Objective —
Can you copy out the data exactly? Leave the images out.

-------- Material for this exercise --------

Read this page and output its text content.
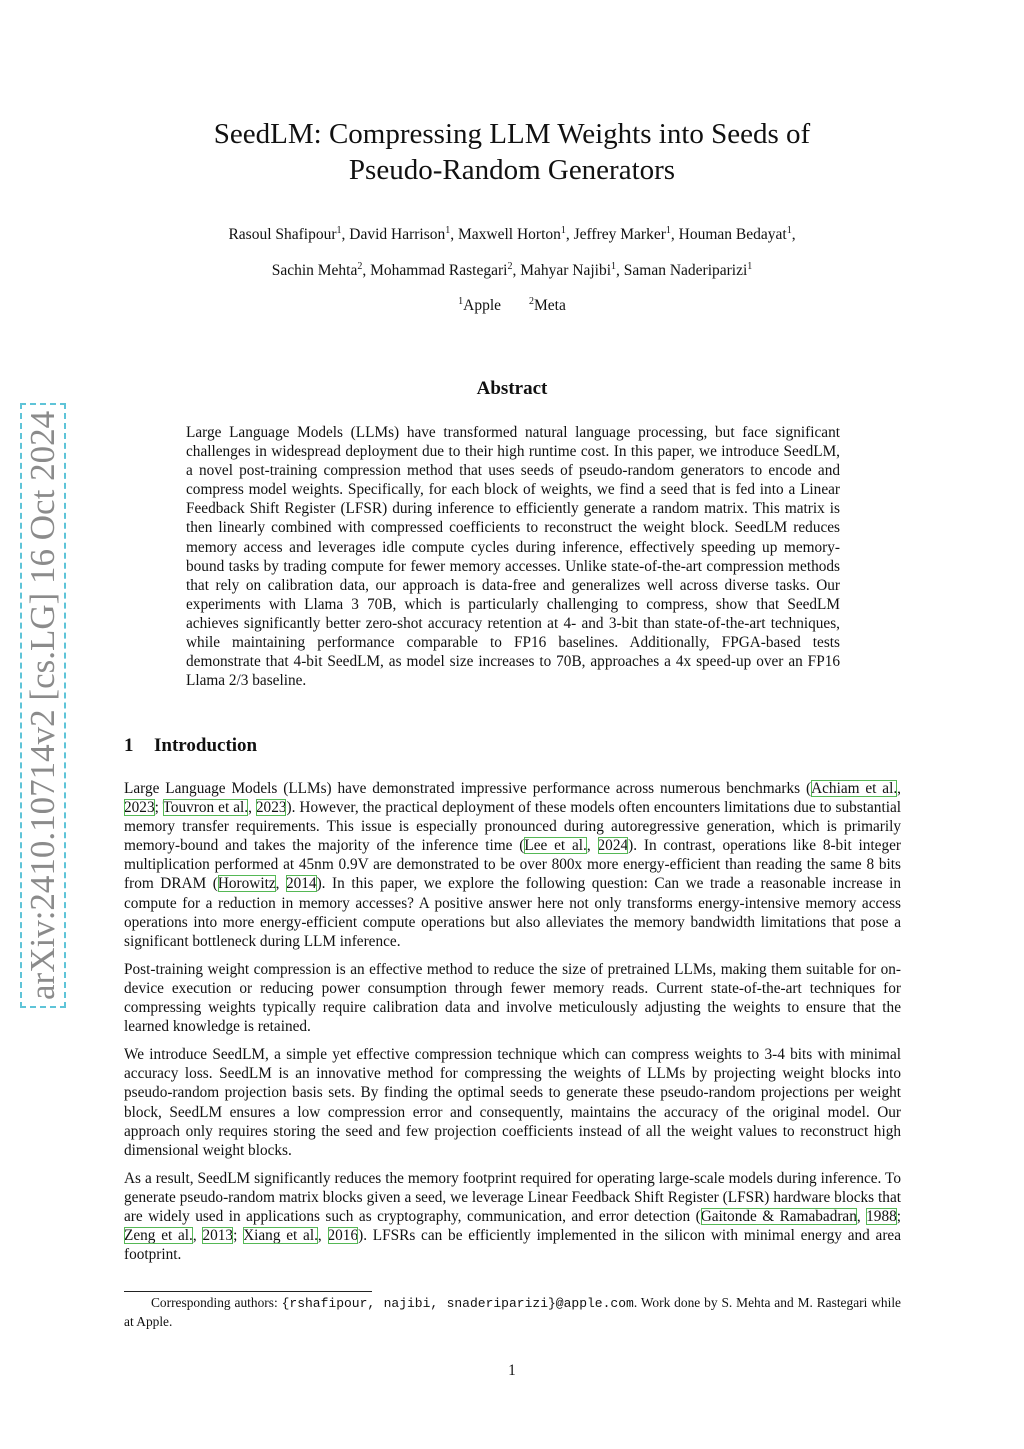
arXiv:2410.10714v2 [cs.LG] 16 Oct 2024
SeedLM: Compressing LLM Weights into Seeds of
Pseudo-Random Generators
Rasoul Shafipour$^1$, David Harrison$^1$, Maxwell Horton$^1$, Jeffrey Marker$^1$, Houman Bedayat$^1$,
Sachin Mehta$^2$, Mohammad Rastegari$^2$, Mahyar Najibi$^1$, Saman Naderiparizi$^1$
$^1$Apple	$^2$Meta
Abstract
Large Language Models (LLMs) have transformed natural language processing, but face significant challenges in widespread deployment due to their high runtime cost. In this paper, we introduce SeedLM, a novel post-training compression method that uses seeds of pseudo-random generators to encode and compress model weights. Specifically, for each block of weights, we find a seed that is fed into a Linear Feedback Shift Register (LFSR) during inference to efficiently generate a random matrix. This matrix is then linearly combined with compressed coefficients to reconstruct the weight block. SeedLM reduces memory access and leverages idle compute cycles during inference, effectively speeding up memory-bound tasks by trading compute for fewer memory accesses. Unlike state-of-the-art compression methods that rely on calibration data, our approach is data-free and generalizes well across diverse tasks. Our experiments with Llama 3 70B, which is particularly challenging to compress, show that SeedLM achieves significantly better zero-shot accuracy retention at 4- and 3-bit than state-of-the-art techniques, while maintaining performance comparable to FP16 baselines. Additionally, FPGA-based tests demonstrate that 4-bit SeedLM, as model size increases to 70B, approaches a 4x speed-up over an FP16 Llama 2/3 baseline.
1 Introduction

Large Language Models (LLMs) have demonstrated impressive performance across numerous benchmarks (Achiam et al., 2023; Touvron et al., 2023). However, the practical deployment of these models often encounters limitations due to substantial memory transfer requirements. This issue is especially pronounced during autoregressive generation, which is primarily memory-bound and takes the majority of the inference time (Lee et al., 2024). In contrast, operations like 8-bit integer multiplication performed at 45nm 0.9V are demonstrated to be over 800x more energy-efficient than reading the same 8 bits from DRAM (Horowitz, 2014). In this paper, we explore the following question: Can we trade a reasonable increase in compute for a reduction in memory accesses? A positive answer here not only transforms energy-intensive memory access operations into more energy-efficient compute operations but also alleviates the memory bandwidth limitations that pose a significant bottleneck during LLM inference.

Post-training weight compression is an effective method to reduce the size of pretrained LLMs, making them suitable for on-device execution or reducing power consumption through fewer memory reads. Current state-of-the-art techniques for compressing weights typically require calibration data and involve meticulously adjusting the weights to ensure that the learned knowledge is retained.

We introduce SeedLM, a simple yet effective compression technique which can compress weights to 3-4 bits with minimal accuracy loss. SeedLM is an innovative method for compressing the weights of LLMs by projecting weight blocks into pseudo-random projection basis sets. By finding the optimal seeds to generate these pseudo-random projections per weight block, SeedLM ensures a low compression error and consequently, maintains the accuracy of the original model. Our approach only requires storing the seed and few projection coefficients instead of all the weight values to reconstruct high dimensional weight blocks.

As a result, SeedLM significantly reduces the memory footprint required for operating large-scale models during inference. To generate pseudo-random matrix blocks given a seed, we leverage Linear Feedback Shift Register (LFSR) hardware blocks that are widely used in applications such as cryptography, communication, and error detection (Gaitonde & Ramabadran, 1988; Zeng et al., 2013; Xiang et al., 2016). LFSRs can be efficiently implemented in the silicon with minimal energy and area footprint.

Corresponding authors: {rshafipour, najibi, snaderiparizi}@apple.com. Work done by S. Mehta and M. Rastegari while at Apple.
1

--------

Complete response —
Read this page and output its text content.
arXiv:2410.10714v2 [cs.LG] 16 Oct 2024
SeedLM: Compressing LLM Weights into Seeds of
Pseudo-Random Generators
Rasoul Shafipour$^1$, David Harrison$^1$, Maxwell Horton$^1$, Jeffrey Marker$^1$, Houman Bedayat$^1$,
Sachin Mehta$^2$, Mohammad Rastegari$^2$, Mahyar Najibi$^1$, Saman Naderiparizi$^1$
$^1$Apple	$^2$Meta
Abstract
Large Language Models (LLMs) have transformed natural language processing, but face significant challenges in widespread deployment due to their high runtime cost. In this paper, we introduce SeedLM, a novel post-training compression method that uses seeds of pseudo-random generators to encode and compress model weights. Specifically, for each block of weights, we find a seed that is fed into a Linear Feedback Shift Register (LFSR) during inference to efficiently generate a random matrix. This matrix is then linearly combined with compressed coefficients to reconstruct the weight block. SeedLM reduces memory access and leverages idle compute cycles during inference, effectively speeding up memory-bound tasks by trading compute for fewer memory accesses. Unlike state-of-the-art compression methods that rely on calibration data, our approach is data-free and generalizes well across diverse tasks. Our experiments with Llama 3 70B, which is particularly challenging to compress, show that SeedLM achieves significantly better zero-shot accuracy retention at 4- and 3-bit than state-of-the-art techniques, while maintaining performance comparable to FP16 baselines. Additionally, FPGA-based tests demonstrate that 4-bit SeedLM, as model size increases to 70B, approaches a 4x speed-up over an FP16 Llama 2/3 baseline.
1 Introduction

Large Language Models (LLMs) have demonstrated impressive performance across numerous benchmarks (Achiam et al., 2023; Touvron et al., 2023). However, the practical deployment of these models often encounters limitations due to substantial memory transfer requirements. This issue is especially pronounced during autoregressive generation, which is primarily memory-bound and takes the majority of the inference time (Lee et al., 2024). In contrast, operations like 8-bit integer multiplication performed at 45nm 0.9V are demonstrated to be over 800x more energy-efficient than reading the same 8 bits from DRAM (Horowitz, 2014). In this paper, we explore the following question: Can we trade a reasonable increase in compute for a reduction in memory accesses? A positive answer here not only transforms energy-intensive memory access operations into more energy-efficient compute operations but also alleviates the memory bandwidth limitations that pose a significant bottleneck during LLM inference.

Post-training weight compression is an effective method to reduce the size of pretrained LLMs, making them suitable for on-device execution or reducing power consumption through fewer memory reads. Current state-of-the-art techniques for compressing weights typically require calibration data and involve meticulously adjusting the weights to ensure that the learned knowledge is retained.

We introduce SeedLM, a simple yet effective compression technique which can compress weights to 3-4 bits with minimal accuracy loss. SeedLM is an innovative method for compressing the weights of LLMs by projecting weight blocks into pseudo-random projection basis sets. By finding the optimal seeds to generate these pseudo-random projections per weight block, SeedLM ensures a low compression error and consequently, maintains the accuracy of the original model. Our approach only requires storing the seed and few projection coefficients instead of all the weight values to reconstruct high dimensional weight blocks.

As a result, SeedLM significantly reduces the memory footprint required for operating large-scale models during inference. To generate pseudo-random matrix blocks given a seed, we leverage Linear Feedback Shift Register (LFSR) hardware blocks that are widely used in applications such as cryptography, communication, and error detection (Gaitonde & Ramabadran, 1988; Zeng et al., 2013; Xiang et al., 2016). LFSRs can be efficiently implemented in the silicon with minimal energy and area footprint.

Corresponding authors: {rshafipour, najibi, snaderiparizi}@apple.com. Work done by S. Mehta and M. Rastegari while at Apple.
1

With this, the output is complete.